──────── GIVEN RECORDS
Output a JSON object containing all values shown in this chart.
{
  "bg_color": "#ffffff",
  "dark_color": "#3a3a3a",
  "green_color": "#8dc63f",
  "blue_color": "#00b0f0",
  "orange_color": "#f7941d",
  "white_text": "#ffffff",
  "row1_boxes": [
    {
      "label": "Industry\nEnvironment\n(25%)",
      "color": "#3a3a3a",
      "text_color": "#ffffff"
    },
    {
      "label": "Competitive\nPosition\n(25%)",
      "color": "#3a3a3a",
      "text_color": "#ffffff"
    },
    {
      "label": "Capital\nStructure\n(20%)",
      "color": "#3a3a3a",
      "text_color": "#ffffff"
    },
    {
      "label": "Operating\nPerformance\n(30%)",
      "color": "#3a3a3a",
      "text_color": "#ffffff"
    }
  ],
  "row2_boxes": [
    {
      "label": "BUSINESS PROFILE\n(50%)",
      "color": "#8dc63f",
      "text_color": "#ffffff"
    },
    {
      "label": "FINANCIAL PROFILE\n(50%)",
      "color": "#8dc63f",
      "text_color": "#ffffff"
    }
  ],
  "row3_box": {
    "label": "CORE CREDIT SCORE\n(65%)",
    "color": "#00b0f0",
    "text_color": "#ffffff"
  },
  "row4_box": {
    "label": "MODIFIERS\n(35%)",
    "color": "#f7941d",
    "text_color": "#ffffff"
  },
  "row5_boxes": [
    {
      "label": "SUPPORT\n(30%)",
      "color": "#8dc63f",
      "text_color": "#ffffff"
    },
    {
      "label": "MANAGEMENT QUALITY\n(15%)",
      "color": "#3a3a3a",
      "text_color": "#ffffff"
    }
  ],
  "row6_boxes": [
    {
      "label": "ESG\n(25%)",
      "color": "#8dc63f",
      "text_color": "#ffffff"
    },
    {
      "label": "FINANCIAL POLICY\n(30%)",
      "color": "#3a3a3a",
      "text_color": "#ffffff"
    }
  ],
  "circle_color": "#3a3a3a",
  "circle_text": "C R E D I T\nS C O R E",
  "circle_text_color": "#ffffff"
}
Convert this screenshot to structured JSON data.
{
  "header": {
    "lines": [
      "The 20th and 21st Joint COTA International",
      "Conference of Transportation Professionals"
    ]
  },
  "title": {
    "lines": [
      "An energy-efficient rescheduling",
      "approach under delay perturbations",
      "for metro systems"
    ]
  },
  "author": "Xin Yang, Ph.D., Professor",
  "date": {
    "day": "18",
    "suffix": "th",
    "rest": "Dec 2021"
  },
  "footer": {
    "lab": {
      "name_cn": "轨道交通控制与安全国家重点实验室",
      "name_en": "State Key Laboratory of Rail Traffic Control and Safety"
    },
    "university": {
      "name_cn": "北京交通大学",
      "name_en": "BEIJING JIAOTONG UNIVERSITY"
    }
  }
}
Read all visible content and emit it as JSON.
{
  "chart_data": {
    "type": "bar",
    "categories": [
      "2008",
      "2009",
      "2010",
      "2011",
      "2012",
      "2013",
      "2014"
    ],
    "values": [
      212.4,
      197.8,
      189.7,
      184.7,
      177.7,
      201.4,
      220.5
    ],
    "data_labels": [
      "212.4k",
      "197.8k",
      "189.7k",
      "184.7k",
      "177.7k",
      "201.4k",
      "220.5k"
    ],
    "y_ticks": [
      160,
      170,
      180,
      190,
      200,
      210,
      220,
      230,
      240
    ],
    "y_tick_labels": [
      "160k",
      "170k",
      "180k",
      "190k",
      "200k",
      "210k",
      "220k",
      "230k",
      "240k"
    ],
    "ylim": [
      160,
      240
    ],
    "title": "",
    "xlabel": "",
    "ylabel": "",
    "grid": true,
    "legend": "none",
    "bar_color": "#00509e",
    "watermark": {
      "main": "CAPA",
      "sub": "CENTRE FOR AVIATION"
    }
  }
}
────────────────
Write out the material from the first line to the last, exactly.

> FINISHED ANSWER:
Output a JSON object containing all values shown in this chart.
{
  "bg_color": "#ffffff",
  "dark_color": "#3a3a3a",
  "green_color": "#8dc63f",
  "blue_color": "#00b0f0",
  "orange_color": "#f7941d",
  "white_text": "#ffffff",
  "row1_boxes": [
    {
      "label": "Industry\nEnvironment\n(25%)",
      "color": "#3a3a3a",
      "text_color": "#ffffff"
    },
    {
      "label": "Competitive\nPosition\n(25%)",
      "color": "#3a3a3a",
      "text_color": "#ffffff"
    },
    {
      "label": "Capital\nStructure\n(20%)",
      "color": "#3a3a3a",
      "text_color": "#ffffff"
    },
    {
      "label": "Operating\nPerformance\n(30%)",
      "color": "#3a3a3a",
      "text_color": "#ffffff"
    }
  ],
  "row2_boxes": [
    {
      "label": "BUSINESS PROFILE\n(50%)",
      "color": "#8dc63f",
      "text_color": "#ffffff"
    },
    {
      "label": "FINANCIAL PROFILE\n(50%)",
      "color": "#8dc63f",
      "text_color": "#ffffff"
    }
  ],
  "row3_box": {
    "label": "CORE CREDIT SCORE\n(65%)",
    "color": "#00b0f0",
    "text_color": "#ffffff"
  },
  "row4_box": {
    "label": "MODIFIERS\n(35%)",
    "color": "#f7941d",
    "text_color": "#ffffff"
  },
  "row5_boxes": [
    {
      "label": "SUPPORT\n(30%)",
      "color": "#8dc63f",
      "text_color": "#ffffff"
    },
    {
      "label": "MANAGEMENT QUALITY\n(15%)",
      "color": "#3a3a3a",
      "text_color": "#ffffff"
    }
  ],
  "row6_boxes": [
    {
      "label": "ESG\n(25%)",
      "color": "#8dc63f",
      "text_color": "#ffffff"
    },
    {
      "label": "FINANCIAL POLICY\n(30%)",
      "color": "#3a3a3a",
      "text_color": "#ffffff"
    }
  ],
  "circle_color": "#3a3a3a",
  "circle_text": "C R E D I T\nS C O R E",
  "circle_text_color": "#ffffff"
}
Convert this screenshot to structured JSON data.
{
  "header": {
    "lines": [
      "The 20th and 21st Joint COTA International",
      "Conference of Transportation Professionals"
    ]
  },
  "title": {
    "lines": [
      "An energy-efficient rescheduling",
      "approach under delay perturbations",
      "for metro systems"
    ]
  },
  "author": "Xin Yang, Ph.D., Professor",
  "date": {
    "day": "18",
    "suffix": "th",
    "rest": "Dec 2021"
  },
  "footer": {
    "lab": {
      "name_cn": "轨道交通控制与安全国家重点实验室",
      "name_en": "State Key Laboratory of Rail Traffic Control and Safety"
    },
    "university": {
      "name_cn": "北京交通大学",
      "name_en": "BEIJING JIAOTONG UNIVERSITY"
    }
  }
}
Read all visible content and emit it as JSON.
{
  "chart_data": {
    "type": "bar",
    "categories": [
      "2008",
      "2009",
      "2010",
      "2011",
      "2012",
      "2013",
      "2014"
    ],
    "values": [
      212.4,
      197.8,
      189.7,
      184.7,
      177.7,
      201.4,
      220.5
    ],
    "data_labels": [
      "212.4k",
      "197.8k",
      "189.7k",
      "184.7k",
      "177.7k",
      "201.4k",
      "220.5k"
    ],
    "y_ticks": [
      160,
      170,
      180,
      190,
      200,
      210,
      220,
      230,
      240
    ],
    "y_tick_labels": [
      "160k",
      "170k",
      "180k",
      "190k",
      "200k",
      "210k",
      "220k",
      "230k",
      "240k"
    ],
    "ylim": [
      160,
      240
    ],
    "title": "",
    "xlabel": "",
    "ylabel": "",
    "grid": true,
    "legend": "none",
    "bar_color": "#00509e",
    "watermark": {
      "main": "CAPA",
      "sub": "CENTRE FOR AVIATION"
    }
  }
}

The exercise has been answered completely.